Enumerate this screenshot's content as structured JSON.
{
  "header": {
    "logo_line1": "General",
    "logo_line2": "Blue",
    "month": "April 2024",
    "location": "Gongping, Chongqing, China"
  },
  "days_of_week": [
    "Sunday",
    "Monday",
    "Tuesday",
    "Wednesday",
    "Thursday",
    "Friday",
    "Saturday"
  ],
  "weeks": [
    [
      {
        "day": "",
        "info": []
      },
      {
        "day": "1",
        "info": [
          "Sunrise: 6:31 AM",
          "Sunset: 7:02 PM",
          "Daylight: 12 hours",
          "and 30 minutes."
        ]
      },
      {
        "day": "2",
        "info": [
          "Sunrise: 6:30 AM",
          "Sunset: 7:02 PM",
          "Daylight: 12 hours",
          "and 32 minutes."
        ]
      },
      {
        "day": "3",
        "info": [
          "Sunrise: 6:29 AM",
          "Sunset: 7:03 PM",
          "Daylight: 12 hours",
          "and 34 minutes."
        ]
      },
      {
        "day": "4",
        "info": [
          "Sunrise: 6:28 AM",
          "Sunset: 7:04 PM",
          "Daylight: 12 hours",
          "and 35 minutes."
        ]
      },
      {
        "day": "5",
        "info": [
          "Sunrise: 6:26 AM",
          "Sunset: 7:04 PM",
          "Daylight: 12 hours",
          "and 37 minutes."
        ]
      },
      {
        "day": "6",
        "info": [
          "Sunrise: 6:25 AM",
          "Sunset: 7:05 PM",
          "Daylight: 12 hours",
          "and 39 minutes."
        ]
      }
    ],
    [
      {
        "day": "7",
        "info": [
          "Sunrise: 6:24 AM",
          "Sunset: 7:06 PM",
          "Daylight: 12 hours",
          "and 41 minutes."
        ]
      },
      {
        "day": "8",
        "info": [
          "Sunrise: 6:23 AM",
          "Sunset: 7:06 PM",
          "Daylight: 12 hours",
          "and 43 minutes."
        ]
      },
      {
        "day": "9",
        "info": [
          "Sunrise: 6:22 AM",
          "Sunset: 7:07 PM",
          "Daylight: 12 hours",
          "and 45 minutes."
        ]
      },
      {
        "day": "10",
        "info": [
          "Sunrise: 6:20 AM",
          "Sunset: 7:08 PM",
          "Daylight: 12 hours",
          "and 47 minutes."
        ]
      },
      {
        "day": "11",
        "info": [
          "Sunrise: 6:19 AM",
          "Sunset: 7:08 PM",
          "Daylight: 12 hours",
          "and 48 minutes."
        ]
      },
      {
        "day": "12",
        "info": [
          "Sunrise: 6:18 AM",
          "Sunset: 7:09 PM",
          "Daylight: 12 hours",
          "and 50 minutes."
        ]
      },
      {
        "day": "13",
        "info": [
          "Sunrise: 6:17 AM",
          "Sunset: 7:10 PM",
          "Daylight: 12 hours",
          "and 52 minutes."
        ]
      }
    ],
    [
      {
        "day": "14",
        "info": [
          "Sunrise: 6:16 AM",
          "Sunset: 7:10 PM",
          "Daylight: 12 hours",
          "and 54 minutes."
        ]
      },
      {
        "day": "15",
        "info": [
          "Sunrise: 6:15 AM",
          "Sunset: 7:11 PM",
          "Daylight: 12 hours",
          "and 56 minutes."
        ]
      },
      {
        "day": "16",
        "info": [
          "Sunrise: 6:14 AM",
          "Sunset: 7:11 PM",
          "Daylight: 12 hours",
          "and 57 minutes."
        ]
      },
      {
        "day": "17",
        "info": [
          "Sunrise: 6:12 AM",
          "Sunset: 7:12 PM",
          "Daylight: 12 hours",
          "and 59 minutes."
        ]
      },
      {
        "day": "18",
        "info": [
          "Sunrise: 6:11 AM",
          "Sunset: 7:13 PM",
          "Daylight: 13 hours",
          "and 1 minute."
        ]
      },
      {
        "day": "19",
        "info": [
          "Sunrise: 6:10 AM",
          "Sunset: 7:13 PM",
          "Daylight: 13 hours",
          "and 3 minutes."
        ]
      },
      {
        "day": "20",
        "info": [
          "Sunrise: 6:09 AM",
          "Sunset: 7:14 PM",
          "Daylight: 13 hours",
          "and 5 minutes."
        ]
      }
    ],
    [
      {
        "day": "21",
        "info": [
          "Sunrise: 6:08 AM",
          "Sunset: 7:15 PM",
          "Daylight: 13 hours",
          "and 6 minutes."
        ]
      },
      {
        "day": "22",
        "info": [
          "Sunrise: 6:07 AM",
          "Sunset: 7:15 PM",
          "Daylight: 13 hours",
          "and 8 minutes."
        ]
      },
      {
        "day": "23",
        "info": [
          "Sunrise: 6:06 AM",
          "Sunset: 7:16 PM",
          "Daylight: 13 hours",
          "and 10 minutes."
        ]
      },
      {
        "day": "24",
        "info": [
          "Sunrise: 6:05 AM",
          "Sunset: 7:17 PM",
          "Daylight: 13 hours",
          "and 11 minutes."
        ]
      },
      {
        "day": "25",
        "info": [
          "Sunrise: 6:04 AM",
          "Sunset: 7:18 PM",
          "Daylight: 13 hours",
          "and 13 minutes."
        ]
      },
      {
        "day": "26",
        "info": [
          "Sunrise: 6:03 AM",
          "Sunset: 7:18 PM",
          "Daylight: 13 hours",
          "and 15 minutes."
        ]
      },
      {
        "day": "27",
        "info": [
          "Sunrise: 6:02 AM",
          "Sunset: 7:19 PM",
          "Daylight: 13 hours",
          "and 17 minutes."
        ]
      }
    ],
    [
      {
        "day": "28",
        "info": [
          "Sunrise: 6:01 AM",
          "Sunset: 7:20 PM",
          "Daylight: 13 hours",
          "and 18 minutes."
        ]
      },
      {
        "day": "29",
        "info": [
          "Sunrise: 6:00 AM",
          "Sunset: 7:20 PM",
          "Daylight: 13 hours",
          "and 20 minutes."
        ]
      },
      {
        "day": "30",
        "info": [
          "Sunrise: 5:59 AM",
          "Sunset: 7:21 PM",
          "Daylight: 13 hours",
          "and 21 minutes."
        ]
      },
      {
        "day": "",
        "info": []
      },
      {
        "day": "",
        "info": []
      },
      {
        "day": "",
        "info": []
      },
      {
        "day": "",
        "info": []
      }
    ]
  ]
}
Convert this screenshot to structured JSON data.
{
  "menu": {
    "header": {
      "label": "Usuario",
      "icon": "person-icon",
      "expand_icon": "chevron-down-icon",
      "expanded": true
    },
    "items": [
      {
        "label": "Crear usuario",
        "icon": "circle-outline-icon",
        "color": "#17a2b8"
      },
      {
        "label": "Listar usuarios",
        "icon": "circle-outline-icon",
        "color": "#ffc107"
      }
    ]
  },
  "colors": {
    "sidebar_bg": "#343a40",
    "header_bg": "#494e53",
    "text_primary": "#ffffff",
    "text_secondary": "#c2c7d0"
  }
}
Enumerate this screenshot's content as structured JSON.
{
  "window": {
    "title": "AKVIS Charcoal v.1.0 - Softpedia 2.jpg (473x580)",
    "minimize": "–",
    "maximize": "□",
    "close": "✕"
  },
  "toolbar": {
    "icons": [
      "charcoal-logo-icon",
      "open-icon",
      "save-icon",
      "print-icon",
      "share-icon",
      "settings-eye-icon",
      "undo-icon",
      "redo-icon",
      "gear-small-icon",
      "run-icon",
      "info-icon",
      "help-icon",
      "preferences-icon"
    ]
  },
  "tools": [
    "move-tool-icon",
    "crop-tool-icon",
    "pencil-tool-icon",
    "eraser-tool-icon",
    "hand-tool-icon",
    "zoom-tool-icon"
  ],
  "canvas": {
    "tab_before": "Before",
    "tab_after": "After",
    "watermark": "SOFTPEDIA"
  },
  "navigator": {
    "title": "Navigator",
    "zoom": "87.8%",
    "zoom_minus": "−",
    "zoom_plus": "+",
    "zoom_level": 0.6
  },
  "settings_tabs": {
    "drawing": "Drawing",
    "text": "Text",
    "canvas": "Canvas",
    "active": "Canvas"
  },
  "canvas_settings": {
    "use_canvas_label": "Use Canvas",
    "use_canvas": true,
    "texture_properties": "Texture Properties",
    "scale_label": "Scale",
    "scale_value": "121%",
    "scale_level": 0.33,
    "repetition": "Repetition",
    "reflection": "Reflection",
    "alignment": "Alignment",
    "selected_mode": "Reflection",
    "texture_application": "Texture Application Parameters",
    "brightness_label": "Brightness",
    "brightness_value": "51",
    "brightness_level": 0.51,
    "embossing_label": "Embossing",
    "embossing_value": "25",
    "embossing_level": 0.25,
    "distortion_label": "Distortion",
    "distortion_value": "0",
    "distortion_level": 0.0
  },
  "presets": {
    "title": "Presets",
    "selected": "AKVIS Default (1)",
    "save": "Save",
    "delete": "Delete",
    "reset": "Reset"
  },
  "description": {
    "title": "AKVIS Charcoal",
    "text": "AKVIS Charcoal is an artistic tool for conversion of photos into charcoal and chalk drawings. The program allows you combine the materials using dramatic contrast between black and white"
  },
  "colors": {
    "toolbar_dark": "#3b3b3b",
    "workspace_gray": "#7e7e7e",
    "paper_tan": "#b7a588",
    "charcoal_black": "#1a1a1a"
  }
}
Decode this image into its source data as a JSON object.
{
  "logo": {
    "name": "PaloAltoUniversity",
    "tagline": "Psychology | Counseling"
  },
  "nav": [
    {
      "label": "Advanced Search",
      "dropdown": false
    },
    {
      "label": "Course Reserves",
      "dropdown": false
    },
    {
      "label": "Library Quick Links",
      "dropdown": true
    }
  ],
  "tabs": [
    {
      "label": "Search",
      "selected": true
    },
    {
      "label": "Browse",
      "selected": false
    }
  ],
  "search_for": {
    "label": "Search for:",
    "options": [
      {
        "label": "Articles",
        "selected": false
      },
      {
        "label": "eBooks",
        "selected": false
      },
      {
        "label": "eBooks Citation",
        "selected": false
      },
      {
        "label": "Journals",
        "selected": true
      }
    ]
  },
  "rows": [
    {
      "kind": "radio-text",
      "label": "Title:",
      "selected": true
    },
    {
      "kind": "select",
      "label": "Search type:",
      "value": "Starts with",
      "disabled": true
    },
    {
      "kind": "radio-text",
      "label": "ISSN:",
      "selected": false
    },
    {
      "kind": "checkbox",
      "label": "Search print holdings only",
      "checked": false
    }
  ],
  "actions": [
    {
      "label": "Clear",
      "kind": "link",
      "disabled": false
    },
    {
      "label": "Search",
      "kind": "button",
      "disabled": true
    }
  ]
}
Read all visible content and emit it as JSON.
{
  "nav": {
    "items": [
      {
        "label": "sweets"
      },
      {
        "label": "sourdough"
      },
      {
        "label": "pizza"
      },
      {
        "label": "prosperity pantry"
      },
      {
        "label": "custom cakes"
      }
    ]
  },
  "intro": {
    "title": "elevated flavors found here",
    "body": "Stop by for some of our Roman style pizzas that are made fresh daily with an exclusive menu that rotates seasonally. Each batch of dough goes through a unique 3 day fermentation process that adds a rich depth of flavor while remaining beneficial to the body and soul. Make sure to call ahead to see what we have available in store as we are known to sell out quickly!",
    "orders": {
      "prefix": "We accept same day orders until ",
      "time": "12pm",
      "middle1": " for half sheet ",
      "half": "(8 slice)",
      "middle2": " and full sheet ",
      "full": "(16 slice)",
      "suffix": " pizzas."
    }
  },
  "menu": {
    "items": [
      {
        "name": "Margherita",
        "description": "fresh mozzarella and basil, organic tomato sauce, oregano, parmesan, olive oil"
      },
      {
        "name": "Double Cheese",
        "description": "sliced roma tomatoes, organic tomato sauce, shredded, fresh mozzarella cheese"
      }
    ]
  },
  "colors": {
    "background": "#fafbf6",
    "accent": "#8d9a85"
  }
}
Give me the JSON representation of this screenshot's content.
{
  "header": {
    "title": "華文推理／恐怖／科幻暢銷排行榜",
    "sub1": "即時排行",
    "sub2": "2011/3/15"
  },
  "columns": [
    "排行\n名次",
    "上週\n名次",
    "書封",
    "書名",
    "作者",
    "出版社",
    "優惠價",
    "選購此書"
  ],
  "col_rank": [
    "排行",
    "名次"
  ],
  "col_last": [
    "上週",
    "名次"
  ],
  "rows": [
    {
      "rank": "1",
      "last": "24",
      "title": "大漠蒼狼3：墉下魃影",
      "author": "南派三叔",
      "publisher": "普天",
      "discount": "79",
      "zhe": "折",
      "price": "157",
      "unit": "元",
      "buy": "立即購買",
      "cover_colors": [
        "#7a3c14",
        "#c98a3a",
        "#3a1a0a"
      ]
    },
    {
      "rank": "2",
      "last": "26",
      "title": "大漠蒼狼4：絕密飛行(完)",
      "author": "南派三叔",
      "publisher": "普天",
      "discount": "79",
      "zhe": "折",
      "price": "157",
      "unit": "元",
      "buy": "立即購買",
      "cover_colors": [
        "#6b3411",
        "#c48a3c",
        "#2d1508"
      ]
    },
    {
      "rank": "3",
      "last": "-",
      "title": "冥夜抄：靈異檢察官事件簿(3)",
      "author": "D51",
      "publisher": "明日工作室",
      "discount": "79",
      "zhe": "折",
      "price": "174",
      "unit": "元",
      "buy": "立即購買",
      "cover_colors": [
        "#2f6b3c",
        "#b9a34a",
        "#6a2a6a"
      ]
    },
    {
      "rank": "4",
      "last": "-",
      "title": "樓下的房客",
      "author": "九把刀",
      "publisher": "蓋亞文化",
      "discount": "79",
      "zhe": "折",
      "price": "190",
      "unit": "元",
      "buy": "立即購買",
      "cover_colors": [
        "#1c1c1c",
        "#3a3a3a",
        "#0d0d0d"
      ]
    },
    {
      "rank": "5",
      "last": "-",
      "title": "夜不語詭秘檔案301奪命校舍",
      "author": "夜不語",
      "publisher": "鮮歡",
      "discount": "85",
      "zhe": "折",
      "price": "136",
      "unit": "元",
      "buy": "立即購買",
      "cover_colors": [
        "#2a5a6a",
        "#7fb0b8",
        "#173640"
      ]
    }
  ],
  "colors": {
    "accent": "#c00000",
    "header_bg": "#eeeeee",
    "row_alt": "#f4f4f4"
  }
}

• **Problem to solve**
Write out every line of the preceding listing that contains "publisher".

• **Task output**
      "publisher": "普天",
      "publisher": "普天",
      "publisher": "明日工作室",
      "publisher": "蓋亞文化",
      "publisher": "鮮歡",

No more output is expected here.